═══ Supplied data
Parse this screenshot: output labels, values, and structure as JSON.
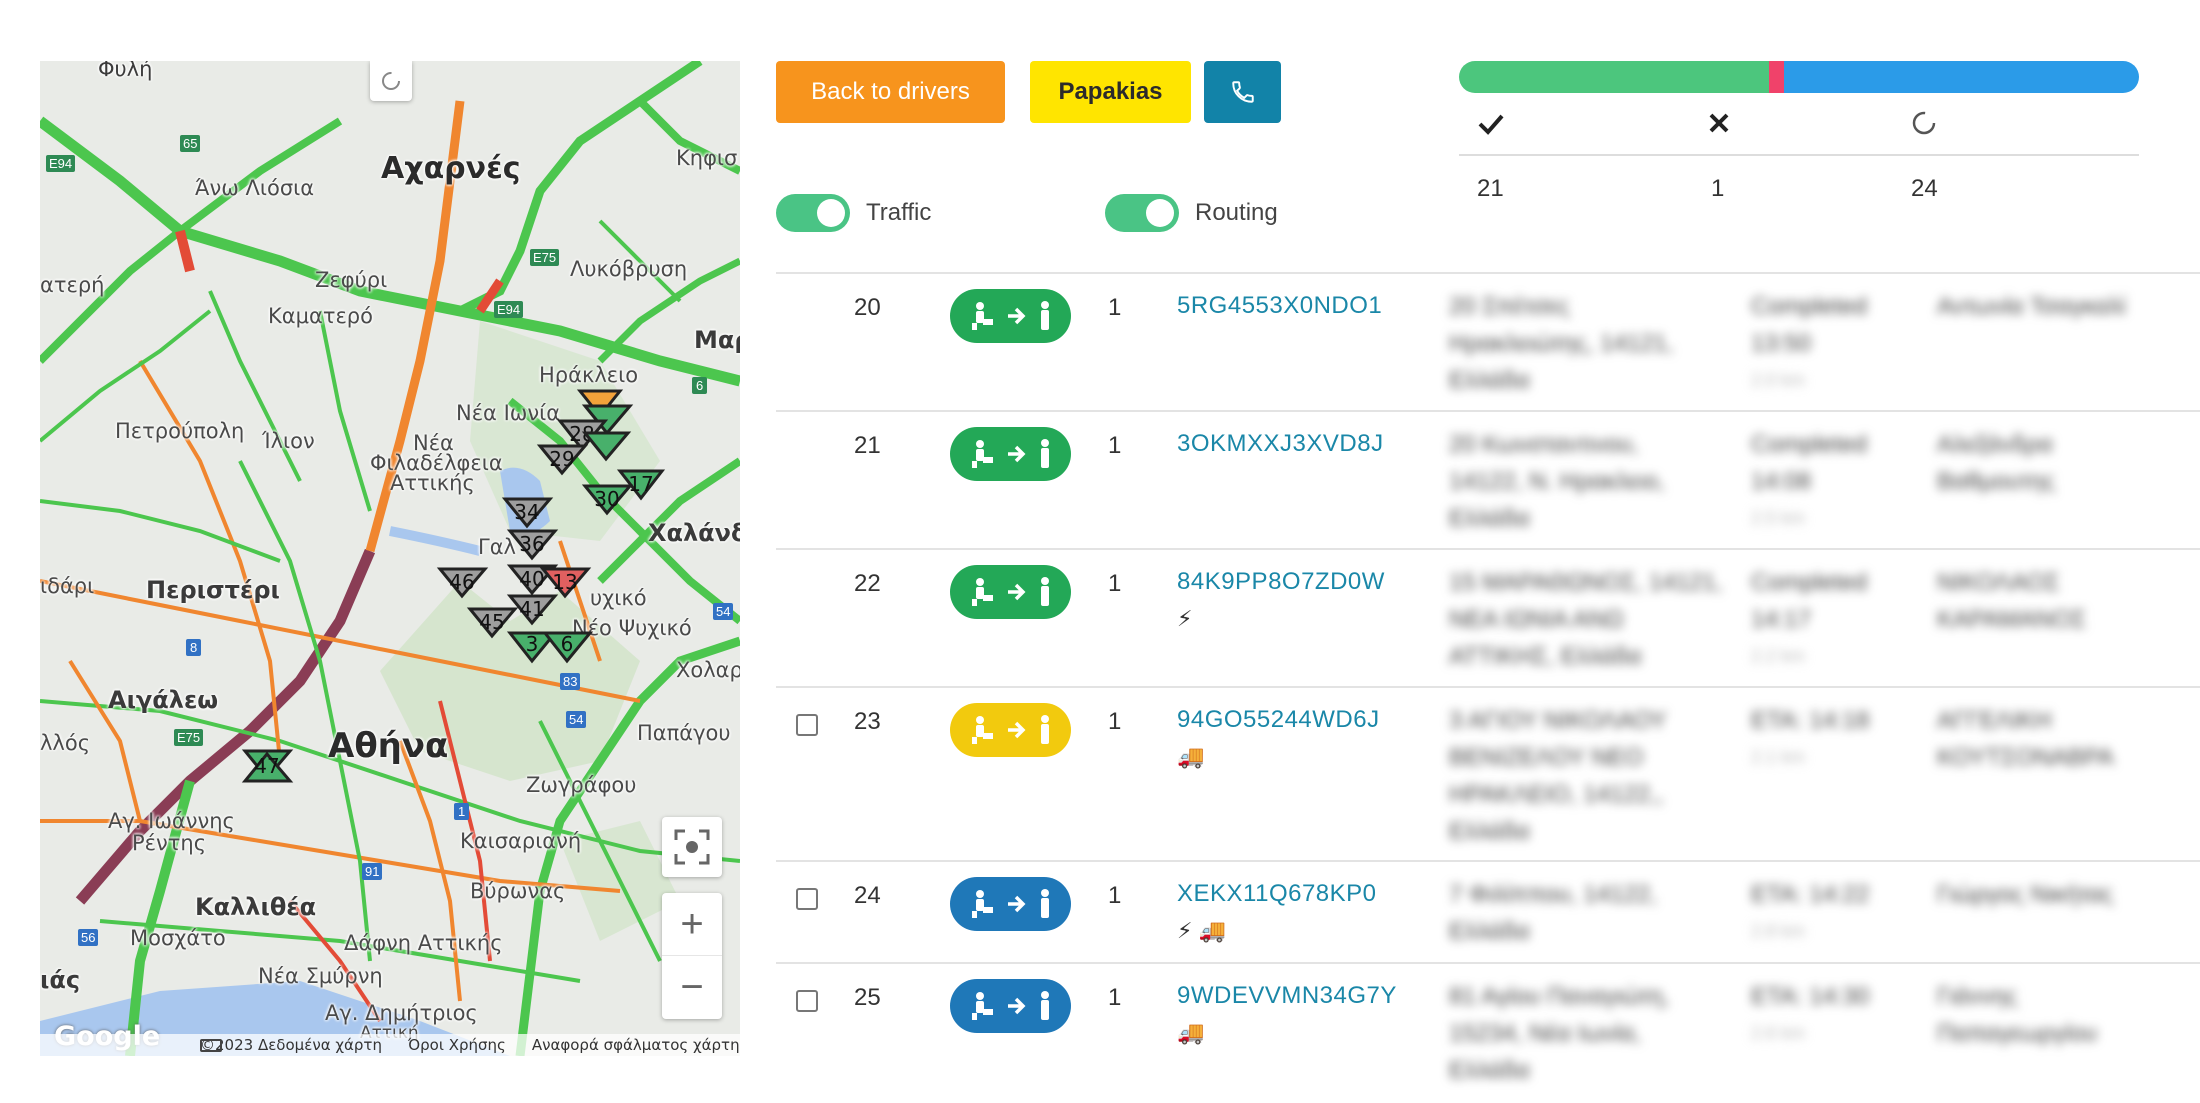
{
  "map": {
    "labels": [
      {
        "text": "Φυλή",
        "cls": "sm"
      },
      {
        "text": "Αχαρνές",
        "cls": "big"
      },
      {
        "text": "Άνω Λιόσια",
        "cls": "sm"
      },
      {
        "text": "Κηφισ",
        "cls": "sm"
      },
      {
        "text": "Ζεφύρι",
        "cls": "sm"
      },
      {
        "text": "Λυκόβρυση",
        "cls": "sm"
      },
      {
        "text": "ατερή",
        "cls": "sm"
      },
      {
        "text": "Καματερό",
        "cls": "sm"
      },
      {
        "text": "Μαρ",
        "cls": "mid"
      },
      {
        "text": "Ηράκλειο",
        "cls": "sm"
      },
      {
        "text": "Πετρούπολη",
        "cls": "sm"
      },
      {
        "text": "Ίλιον",
        "cls": "sm"
      },
      {
        "text": "Νέα Ιωνία",
        "cls": "sm"
      },
      {
        "text": "Νέα",
        "cls": "sm"
      },
      {
        "text": "Φιλαδέλφεια",
        "cls": "sm"
      },
      {
        "text": "Αττικής",
        "cls": "sm"
      },
      {
        "text": "Χαλάνδ",
        "cls": "mid"
      },
      {
        "text": "ιδάρι",
        "cls": "sm"
      },
      {
        "text": "Περιστέρι",
        "cls": "mid"
      },
      {
        "text": "Γαλ",
        "cls": "sm"
      },
      {
        "text": "υχικό",
        "cls": "sm"
      },
      {
        "text": "Νέο Ψυχικό",
        "cls": "sm"
      },
      {
        "text": "Χολαρ",
        "cls": "sm"
      },
      {
        "text": "Αιγάλεω",
        "cls": "mid"
      },
      {
        "text": "Παπάγου",
        "cls": "sm"
      },
      {
        "text": "λλός",
        "cls": "sm"
      },
      {
        "text": "Αθήνα",
        "cls": "big"
      },
      {
        "text": "Ζωγράφου",
        "cls": "sm"
      },
      {
        "text": "Αγ. Ιωάννης",
        "cls": "sm"
      },
      {
        "text": "Ρέντης",
        "cls": "sm"
      },
      {
        "text": "Καισαριανή",
        "cls": "sm"
      },
      {
        "text": "Βύρωνας",
        "cls": "sm"
      },
      {
        "text": "Καλλιθέα",
        "cls": "mid"
      },
      {
        "text": "Μοσχάτο",
        "cls": "sm"
      },
      {
        "text": "Δάφνη Αττικής",
        "cls": "sm"
      },
      {
        "text": "Νέα Σμύρνη",
        "cls": "sm"
      },
      {
        "text": "ιάς",
        "cls": "mid"
      },
      {
        "text": "Αγ. Δημήτριος",
        "cls": "sm"
      },
      {
        "text": "Αττική",
        "cls": "sm"
      }
    ],
    "road_badges": [
      "E94",
      "65",
      "E75",
      "E94",
      "6",
      "54",
      "8",
      "83",
      "54",
      "E75",
      "1",
      "91",
      "56"
    ],
    "markers": [
      "17",
      "28",
      "29",
      "30",
      "34",
      "36",
      "46",
      "40",
      "13",
      "41",
      "45",
      "3",
      "6",
      "47"
    ],
    "google_logo": "Google",
    "footer": {
      "copyright": "©2023 Δεδομένα χάρτη",
      "terms": "Όροι Χρήσης",
      "report": "Αναφορά σφάλματος χάρτη"
    },
    "controls": {
      "zoom_in": "+",
      "zoom_out": "−"
    }
  },
  "toolbar": {
    "back_label": "Back to drivers",
    "driver_label": "Papakias",
    "phone_icon": "phone-icon"
  },
  "toggles": {
    "traffic_label": "Traffic",
    "routing_label": "Routing"
  },
  "status": {
    "progress": {
      "completed": 21,
      "failed": 1,
      "pending": 24
    },
    "colors": {
      "completed": "#4cc67d",
      "failed": "#f0426a",
      "pending": "#2b9be8"
    },
    "headers": {
      "completed_icon": "check-icon",
      "failed_icon": "x-icon",
      "pending_icon": "spinner-icon"
    },
    "values": {
      "completed": "21",
      "failed": "1",
      "pending": "24"
    }
  },
  "rows": [
    {
      "num": "20",
      "status": "green",
      "qty": "1",
      "code": "5RG4553X0NDO1",
      "tags": "",
      "checkbox": false,
      "address": [
        "20 Σπέτσες",
        "Ηρακλειώτης, 14121,",
        "Ελλάδα"
      ],
      "state": [
        "Completed",
        "13:50"
      ],
      "state_sub": "2.0 km",
      "person": [
        "Αντωνία Τσαγκαλί"
      ]
    },
    {
      "num": "21",
      "status": "green",
      "qty": "1",
      "code": "3OKMXXJ3XVD8J",
      "tags": "",
      "checkbox": false,
      "address": [
        "20 Κωνσταντινου,",
        "14122, Ν. Ηρακλειο,",
        "Ελλάδα"
      ],
      "state": [
        "Completed",
        "14:08"
      ],
      "state_sub": "2.5 km",
      "person": [
        "Αλεξάνδρα",
        "Βαθμουτης"
      ]
    },
    {
      "num": "22",
      "status": "green",
      "qty": "1",
      "code": "84K9PP8O7ZD0W",
      "tags": "⚡",
      "checkbox": false,
      "address": [
        "15 ΜΑΡΑΘΩΝΟΣ, 14121,",
        "ΝΕΑ ΙΩΝΙΑ ΑΝΩ",
        "ΑΤΤΙΚΗΣ, Ελλάδα"
      ],
      "state": [
        "Completed",
        "14:17"
      ],
      "state_sub": "2.2 km",
      "person": [
        "ΝΙΚΟΛΑΟΣ",
        "ΚΑΡΑΜΑΝΟΣ"
      ]
    },
    {
      "num": "23",
      "status": "yellow",
      "qty": "1",
      "code": "94GO55244WD6J",
      "tags": "🚚",
      "checkbox": true,
      "address": [
        "3 ΑΓΙΟΥ ΝΙΚΟΛΑΟΥ",
        "ΒΕΝΙΖΕΛΟΥ ΝΕΟ",
        "ΗΡΑΚΛΕΙΟ, 14122,,",
        "Ελλάδα"
      ],
      "state": [
        "ETA: 14:18"
      ],
      "state_sub": "2.1 km",
      "person": [
        "ΑΓΓΕΛΙΚΗ",
        "ΚΟΥΤΣΟΝΑΒΡΑ"
      ]
    },
    {
      "num": "24",
      "status": "blue",
      "qty": "1",
      "code": "XEKX11Q678KP0",
      "tags": "⚡ 🚚",
      "checkbox": true,
      "address": [
        "7 Φιλίππου, 14122,",
        "Ελλάδα"
      ],
      "state": [
        "ETA: 14:22"
      ],
      "state_sub": "2.8 km",
      "person": [
        "Γιώργος Νικήτας"
      ]
    },
    {
      "num": "25",
      "status": "blue",
      "qty": "1",
      "code": "9WDEVVMN34G7Y",
      "tags": "🚚",
      "checkbox": true,
      "address": [
        "81 Αγίου Παναγιώτη,",
        "15234, Νέα Ιωνία,",
        "Ελλάδα"
      ],
      "state": [
        "ETA: 14:30"
      ],
      "state_sub": "2.6 km",
      "person": [
        "Γιάννης",
        "Παπαγεωργίου"
      ]
    }
  ]
}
══════
Given problem: Find all lines where the word "icon" appears. Copy them.

Solution to this task:
    "phone_icon": "phone-icon"
      "completed_icon": "check-icon",
      "failed_icon": "x-icon",
      "pending_icon": "spinner-icon"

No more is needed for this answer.